--- START Data supplied ---

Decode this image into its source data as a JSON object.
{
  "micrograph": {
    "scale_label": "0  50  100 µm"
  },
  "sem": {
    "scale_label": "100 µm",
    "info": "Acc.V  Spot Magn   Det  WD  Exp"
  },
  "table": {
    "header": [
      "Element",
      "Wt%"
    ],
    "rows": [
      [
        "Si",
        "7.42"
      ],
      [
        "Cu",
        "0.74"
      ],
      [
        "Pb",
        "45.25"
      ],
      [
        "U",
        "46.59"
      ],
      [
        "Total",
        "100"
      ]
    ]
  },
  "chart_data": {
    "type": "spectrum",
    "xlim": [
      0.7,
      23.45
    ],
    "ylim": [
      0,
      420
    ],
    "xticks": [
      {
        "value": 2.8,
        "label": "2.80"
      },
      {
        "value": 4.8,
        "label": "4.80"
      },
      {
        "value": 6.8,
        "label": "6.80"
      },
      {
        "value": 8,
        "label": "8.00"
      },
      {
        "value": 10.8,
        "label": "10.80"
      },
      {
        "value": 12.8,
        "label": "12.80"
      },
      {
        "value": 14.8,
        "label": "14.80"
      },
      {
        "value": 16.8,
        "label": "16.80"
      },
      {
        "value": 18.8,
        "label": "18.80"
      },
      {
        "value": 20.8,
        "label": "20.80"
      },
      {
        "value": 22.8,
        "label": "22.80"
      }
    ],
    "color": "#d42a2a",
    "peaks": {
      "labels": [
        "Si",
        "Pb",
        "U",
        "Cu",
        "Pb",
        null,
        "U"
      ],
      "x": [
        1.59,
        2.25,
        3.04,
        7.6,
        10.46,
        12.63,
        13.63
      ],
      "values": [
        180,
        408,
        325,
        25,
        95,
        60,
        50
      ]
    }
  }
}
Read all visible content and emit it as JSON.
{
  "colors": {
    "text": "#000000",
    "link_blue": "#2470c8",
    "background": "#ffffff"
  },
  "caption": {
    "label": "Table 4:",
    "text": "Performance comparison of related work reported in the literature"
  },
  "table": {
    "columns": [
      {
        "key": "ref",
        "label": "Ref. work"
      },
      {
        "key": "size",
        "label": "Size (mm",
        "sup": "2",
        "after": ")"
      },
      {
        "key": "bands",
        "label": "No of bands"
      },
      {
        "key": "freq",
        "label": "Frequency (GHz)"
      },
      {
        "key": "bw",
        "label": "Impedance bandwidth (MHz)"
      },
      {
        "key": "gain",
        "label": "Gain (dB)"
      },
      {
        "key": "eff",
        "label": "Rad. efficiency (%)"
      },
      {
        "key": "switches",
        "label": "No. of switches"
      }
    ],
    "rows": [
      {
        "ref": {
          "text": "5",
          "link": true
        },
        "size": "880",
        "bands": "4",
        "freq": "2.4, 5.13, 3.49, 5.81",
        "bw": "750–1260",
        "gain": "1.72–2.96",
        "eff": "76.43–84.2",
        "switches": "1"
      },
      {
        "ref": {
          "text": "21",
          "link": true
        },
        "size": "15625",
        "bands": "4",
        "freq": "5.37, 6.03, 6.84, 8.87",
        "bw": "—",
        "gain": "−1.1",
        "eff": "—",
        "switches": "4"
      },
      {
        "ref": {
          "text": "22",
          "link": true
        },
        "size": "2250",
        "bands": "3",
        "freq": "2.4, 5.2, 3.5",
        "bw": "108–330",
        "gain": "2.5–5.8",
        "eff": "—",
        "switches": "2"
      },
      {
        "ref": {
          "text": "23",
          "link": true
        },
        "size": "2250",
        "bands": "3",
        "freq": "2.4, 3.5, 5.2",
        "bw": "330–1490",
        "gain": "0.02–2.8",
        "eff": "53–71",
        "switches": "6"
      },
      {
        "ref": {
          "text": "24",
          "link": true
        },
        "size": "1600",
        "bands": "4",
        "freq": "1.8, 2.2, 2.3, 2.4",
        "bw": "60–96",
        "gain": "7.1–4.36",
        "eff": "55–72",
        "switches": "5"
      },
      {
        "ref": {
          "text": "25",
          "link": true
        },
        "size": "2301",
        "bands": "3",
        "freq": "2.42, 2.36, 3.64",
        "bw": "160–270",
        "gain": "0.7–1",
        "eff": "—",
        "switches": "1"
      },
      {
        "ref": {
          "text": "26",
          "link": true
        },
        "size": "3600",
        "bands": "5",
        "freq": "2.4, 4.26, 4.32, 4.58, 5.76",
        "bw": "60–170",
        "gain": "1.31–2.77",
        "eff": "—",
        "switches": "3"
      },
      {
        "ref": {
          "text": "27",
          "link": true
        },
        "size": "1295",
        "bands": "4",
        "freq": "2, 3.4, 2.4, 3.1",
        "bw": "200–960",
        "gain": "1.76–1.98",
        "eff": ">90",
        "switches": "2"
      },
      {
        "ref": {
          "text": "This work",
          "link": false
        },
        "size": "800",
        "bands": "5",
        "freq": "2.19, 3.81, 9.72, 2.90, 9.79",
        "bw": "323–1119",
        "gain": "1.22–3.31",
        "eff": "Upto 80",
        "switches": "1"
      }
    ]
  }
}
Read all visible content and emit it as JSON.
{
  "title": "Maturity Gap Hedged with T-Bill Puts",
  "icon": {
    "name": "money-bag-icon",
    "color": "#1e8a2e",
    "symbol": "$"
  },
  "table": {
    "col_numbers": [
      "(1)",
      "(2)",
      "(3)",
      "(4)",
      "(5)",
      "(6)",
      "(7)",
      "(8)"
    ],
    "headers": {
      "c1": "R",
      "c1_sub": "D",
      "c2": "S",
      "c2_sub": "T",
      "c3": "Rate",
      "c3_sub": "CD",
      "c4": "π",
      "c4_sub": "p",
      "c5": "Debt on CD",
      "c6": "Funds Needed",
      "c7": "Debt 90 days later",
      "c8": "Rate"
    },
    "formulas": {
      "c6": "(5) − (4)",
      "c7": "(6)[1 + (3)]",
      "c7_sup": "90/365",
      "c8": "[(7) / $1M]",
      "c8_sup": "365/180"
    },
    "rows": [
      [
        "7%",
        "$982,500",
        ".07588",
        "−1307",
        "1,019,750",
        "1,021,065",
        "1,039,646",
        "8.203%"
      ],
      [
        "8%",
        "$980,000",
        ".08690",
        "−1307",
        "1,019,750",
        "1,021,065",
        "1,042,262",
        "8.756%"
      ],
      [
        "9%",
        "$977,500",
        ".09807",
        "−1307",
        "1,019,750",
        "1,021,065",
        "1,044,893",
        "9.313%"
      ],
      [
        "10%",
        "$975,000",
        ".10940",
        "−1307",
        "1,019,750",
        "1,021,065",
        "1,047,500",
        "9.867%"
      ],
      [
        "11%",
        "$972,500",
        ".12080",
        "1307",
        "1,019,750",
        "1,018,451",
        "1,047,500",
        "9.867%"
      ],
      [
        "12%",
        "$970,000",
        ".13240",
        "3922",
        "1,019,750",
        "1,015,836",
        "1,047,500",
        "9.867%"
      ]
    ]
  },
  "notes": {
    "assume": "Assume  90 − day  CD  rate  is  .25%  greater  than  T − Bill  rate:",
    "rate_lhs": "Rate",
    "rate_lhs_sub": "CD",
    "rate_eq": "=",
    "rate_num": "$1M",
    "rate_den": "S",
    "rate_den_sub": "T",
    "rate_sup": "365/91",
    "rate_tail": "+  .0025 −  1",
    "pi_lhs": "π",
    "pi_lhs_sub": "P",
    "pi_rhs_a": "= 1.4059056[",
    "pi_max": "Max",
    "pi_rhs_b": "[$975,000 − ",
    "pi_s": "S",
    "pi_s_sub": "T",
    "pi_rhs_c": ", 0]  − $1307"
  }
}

--- END Data supplied ---

All of the entries should be written out again exactly.

Decode this image into its source data as a JSON object.
{
  "micrograph": {
    "scale_label": "0  50  100 µm"
  },
  "sem": {
    "scale_label": "100 µm",
    "info": "Acc.V  Spot Magn   Det  WD  Exp"
  },
  "table": {
    "header": [
      "Element",
      "Wt%"
    ],
    "rows": [
      [
        "Si",
        "7.42"
      ],
      [
        "Cu",
        "0.74"
      ],
      [
        "Pb",
        "45.25"
      ],
      [
        "U",
        "46.59"
      ],
      [
        "Total",
        "100"
      ]
    ]
  },
  "chart_data": {
    "type": "spectrum",
    "xlim": [
      0.7,
      23.45
    ],
    "ylim": [
      0,
      420
    ],
    "xticks": [
      {
        "value": 2.8,
        "label": "2.80"
      },
      {
        "value": 4.8,
        "label": "4.80"
      },
      {
        "value": 6.8,
        "label": "6.80"
      },
      {
        "value": 8,
        "label": "8.00"
      },
      {
        "value": 10.8,
        "label": "10.80"
      },
      {
        "value": 12.8,
        "label": "12.80"
      },
      {
        "value": 14.8,
        "label": "14.80"
      },
      {
        "value": 16.8,
        "label": "16.80"
      },
      {
        "value": 18.8,
        "label": "18.80"
      },
      {
        "value": 20.8,
        "label": "20.80"
      },
      {
        "value": 22.8,
        "label": "22.80"
      }
    ],
    "color": "#d42a2a",
    "peaks": {
      "labels": [
        "Si",
        "Pb",
        "U",
        "Cu",
        "Pb",
        null,
        "U"
      ],
      "x": [
        1.59,
        2.25,
        3.04,
        7.6,
        10.46,
        12.63,
        13.63
      ],
      "values": [
        180,
        408,
        325,
        25,
        95,
        60,
        50
      ]
    }
  }
}
Read all visible content and emit it as JSON.
{
  "colors": {
    "text": "#000000",
    "link_blue": "#2470c8",
    "background": "#ffffff"
  },
  "caption": {
    "label": "Table 4:",
    "text": "Performance comparison of related work reported in the literature"
  },
  "table": {
    "columns": [
      {
        "key": "ref",
        "label": "Ref. work"
      },
      {
        "key": "size",
        "label": "Size (mm",
        "sup": "2",
        "after": ")"
      },
      {
        "key": "bands",
        "label": "No of bands"
      },
      {
        "key": "freq",
        "label": "Frequency (GHz)"
      },
      {
        "key": "bw",
        "label": "Impedance bandwidth (MHz)"
      },
      {
        "key": "gain",
        "label": "Gain (dB)"
      },
      {
        "key": "eff",
        "label": "Rad. efficiency (%)"
      },
      {
        "key": "switches",
        "label": "No. of switches"
      }
    ],
    "rows": [
      {
        "ref": {
          "text": "5",
          "link": true
        },
        "size": "880",
        "bands": "4",
        "freq": "2.4, 5.13, 3.49, 5.81",
        "bw": "750–1260",
        "gain": "1.72–2.96",
        "eff": "76.43–84.2",
        "switches": "1"
      },
      {
        "ref": {
          "text": "21",
          "link": true
        },
        "size": "15625",
        "bands": "4",
        "freq": "5.37, 6.03, 6.84, 8.87",
        "bw": "—",
        "gain": "−1.1",
        "eff": "—",
        "switches": "4"
      },
      {
        "ref": {
          "text": "22",
          "link": true
        },
        "size": "2250",
        "bands": "3",
        "freq": "2.4, 5.2, 3.5",
        "bw": "108–330",
        "gain": "2.5–5.8",
        "eff": "—",
        "switches": "2"
      },
      {
        "ref": {
          "text": "23",
          "link": true
        },
        "size": "2250",
        "bands": "3",
        "freq": "2.4, 3.5, 5.2",
        "bw": "330–1490",
        "gain": "0.02–2.8",
        "eff": "53–71",
        "switches": "6"
      },
      {
        "ref": {
          "text": "24",
          "link": true
        },
        "size": "1600",
        "bands": "4",
        "freq": "1.8, 2.2, 2.3, 2.4",
        "bw": "60–96",
        "gain": "7.1–4.36",
        "eff": "55–72",
        "switches": "5"
      },
      {
        "ref": {
          "text": "25",
          "link": true
        },
        "size": "2301",
        "bands": "3",
        "freq": "2.42, 2.36, 3.64",
        "bw": "160–270",
        "gain": "0.7–1",
        "eff": "—",
        "switches": "1"
      },
      {
        "ref": {
          "text": "26",
          "link": true
        },
        "size": "3600",
        "bands": "5",
        "freq": "2.4, 4.26, 4.32, 4.58, 5.76",
        "bw": "60–170",
        "gain": "1.31–2.77",
        "eff": "—",
        "switches": "3"
      },
      {
        "ref": {
          "text": "27",
          "link": true
        },
        "size": "1295",
        "bands": "4",
        "freq": "2, 3.4, 2.4, 3.1",
        "bw": "200–960",
        "gain": "1.76–1.98",
        "eff": ">90",
        "switches": "2"
      },
      {
        "ref": {
          "text": "This work",
          "link": false
        },
        "size": "800",
        "bands": "5",
        "freq": "2.19, 3.81, 9.72, 2.90, 9.79",
        "bw": "323–1119",
        "gain": "1.22–3.31",
        "eff": "Upto 80",
        "switches": "1"
      }
    ]
  }
}
Read all visible content and emit it as JSON.
{
  "title": "Maturity Gap Hedged with T-Bill Puts",
  "icon": {
    "name": "money-bag-icon",
    "color": "#1e8a2e",
    "symbol": "$"
  },
  "table": {
    "col_numbers": [
      "(1)",
      "(2)",
      "(3)",
      "(4)",
      "(5)",
      "(6)",
      "(7)",
      "(8)"
    ],
    "headers": {
      "c1": "R",
      "c1_sub": "D",
      "c2": "S",
      "c2_sub": "T",
      "c3": "Rate",
      "c3_sub": "CD",
      "c4": "π",
      "c4_sub": "p",
      "c5": "Debt on CD",
      "c6": "Funds Needed",
      "c7": "Debt 90 days later",
      "c8": "Rate"
    },
    "formulas": {
      "c6": "(5) − (4)",
      "c7": "(6)[1 + (3)]",
      "c7_sup": "90/365",
      "c8": "[(7) / $1M]",
      "c8_sup": "365/180"
    },
    "rows": [
      [
        "7%",
        "$982,500",
        ".07588",
        "−1307",
        "1,019,750",
        "1,021,065",
        "1,039,646",
        "8.203%"
      ],
      [
        "8%",
        "$980,000",
        ".08690",
        "−1307",
        "1,019,750",
        "1,021,065",
        "1,042,262",
        "8.756%"
      ],
      [
        "9%",
        "$977,500",
        ".09807",
        "−1307",
        "1,019,750",
        "1,021,065",
        "1,044,893",
        "9.313%"
      ],
      [
        "10%",
        "$975,000",
        ".10940",
        "−1307",
        "1,019,750",
        "1,021,065",
        "1,047,500",
        "9.867%"
      ],
      [
        "11%",
        "$972,500",
        ".12080",
        "1307",
        "1,019,750",
        "1,018,451",
        "1,047,500",
        "9.867%"
      ],
      [
        "12%",
        "$970,000",
        ".13240",
        "3922",
        "1,019,750",
        "1,015,836",
        "1,047,500",
        "9.867%"
      ]
    ]
  },
  "notes": {
    "assume": "Assume  90 − day  CD  rate  is  .25%  greater  than  T − Bill  rate:",
    "rate_lhs": "Rate",
    "rate_lhs_sub": "CD",
    "rate_eq": "=",
    "rate_num": "$1M",
    "rate_den": "S",
    "rate_den_sub": "T",
    "rate_sup": "365/91",
    "rate_tail": "+  .0025 −  1",
    "pi_lhs": "π",
    "pi_lhs_sub": "P",
    "pi_rhs_a": "= 1.4059056[",
    "pi_max": "Max",
    "pi_rhs_b": "[$975,000 − ",
    "pi_s": "S",
    "pi_s_sub": "T",
    "pi_rhs_c": ", 0]  − $1307"
  }
}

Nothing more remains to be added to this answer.